### What you have to do
Pull every line holding the string "também" from the records below.

Saved entries:
####################

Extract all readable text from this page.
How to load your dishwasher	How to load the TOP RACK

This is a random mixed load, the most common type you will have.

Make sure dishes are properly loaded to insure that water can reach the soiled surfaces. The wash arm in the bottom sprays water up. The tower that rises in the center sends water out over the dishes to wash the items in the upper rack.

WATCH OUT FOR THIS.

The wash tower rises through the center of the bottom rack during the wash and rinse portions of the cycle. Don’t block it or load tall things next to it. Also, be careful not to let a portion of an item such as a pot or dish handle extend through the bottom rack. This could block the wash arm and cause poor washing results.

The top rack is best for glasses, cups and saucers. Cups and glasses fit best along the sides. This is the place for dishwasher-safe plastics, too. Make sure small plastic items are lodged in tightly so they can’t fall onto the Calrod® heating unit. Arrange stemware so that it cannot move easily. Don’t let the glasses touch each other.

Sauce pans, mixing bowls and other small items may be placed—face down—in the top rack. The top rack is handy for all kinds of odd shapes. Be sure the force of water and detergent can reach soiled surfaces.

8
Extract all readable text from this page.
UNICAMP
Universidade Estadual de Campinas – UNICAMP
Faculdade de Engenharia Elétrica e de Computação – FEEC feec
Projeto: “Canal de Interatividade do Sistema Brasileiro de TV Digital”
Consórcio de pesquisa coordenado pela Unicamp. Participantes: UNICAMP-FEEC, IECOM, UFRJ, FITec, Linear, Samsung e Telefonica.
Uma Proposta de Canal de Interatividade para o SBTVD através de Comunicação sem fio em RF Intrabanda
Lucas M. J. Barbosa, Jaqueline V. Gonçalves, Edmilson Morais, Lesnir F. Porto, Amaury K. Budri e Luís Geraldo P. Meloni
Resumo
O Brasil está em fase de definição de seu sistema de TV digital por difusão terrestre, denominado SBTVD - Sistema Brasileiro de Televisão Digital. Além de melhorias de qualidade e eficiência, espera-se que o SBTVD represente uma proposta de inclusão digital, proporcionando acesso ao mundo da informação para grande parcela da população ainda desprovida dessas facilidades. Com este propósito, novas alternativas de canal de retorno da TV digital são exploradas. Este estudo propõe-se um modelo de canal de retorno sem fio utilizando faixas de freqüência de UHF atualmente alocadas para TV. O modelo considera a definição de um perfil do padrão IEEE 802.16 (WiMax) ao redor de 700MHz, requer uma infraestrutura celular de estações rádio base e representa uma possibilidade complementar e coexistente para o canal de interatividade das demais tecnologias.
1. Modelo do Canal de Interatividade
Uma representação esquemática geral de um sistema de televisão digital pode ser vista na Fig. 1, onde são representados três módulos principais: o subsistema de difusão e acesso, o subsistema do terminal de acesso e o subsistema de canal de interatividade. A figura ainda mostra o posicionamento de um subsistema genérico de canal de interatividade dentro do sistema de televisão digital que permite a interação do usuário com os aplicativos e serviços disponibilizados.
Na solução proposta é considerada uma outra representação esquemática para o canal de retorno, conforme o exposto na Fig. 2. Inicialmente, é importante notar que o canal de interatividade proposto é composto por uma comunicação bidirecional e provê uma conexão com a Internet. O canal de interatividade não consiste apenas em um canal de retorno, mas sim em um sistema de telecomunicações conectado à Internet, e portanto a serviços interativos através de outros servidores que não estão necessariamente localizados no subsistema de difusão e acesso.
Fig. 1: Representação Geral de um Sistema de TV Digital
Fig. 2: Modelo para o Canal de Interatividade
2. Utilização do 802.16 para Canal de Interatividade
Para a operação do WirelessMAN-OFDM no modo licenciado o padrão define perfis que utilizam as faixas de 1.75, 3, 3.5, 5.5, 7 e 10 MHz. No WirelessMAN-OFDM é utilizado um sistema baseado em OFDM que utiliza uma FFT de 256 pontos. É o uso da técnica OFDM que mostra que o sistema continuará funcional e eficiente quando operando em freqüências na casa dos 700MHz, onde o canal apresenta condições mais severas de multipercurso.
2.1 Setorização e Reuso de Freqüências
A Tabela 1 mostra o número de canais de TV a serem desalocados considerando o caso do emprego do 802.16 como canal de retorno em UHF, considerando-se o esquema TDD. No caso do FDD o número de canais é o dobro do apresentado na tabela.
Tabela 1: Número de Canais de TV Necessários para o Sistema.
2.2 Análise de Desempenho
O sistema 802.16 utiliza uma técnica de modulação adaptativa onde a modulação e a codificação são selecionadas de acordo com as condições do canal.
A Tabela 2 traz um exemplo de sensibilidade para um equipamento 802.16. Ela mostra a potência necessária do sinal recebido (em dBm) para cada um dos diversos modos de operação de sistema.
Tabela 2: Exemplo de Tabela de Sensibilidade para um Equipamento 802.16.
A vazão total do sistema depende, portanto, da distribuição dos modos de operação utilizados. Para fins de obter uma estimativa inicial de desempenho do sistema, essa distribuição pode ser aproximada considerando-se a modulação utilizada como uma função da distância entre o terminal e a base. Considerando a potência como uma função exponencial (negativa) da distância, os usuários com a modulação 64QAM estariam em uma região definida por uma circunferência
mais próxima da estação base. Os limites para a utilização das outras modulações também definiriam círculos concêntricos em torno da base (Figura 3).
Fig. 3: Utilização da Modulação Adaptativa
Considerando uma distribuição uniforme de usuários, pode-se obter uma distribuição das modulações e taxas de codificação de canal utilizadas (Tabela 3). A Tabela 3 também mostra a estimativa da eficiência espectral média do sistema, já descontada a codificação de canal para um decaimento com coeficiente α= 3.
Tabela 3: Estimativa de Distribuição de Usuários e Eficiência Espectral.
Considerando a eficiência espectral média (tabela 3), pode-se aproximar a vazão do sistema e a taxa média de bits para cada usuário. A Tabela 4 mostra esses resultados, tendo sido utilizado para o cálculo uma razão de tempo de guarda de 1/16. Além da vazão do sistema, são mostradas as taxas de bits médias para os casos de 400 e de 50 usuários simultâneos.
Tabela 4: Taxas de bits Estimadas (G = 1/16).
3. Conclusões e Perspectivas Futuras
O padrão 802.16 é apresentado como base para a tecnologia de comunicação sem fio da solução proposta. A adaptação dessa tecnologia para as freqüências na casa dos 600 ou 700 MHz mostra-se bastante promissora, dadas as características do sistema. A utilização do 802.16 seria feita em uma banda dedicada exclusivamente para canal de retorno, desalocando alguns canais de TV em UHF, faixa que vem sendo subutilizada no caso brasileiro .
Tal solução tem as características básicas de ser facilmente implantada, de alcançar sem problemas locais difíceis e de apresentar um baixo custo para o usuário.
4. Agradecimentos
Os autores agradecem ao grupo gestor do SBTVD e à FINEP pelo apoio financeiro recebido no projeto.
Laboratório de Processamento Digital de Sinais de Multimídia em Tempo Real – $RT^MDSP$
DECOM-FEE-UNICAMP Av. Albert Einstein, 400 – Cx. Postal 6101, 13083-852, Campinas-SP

####################

### Result
mais próxima da estação base. Os limites para a utilização das outras modulações também definiriam círculos concêntricos em torno da base (Figura 3).
Considerando uma distribuição uniforme de usuários, pode-se obter uma distribuição das modulações e taxas de codificação de canal utilizadas (Tabela 3). A Tabela 3 também mostra a estimativa da eficiência espectral média do sistema, já descontada a codificação de canal para um decaimento com coeficiente α= 3.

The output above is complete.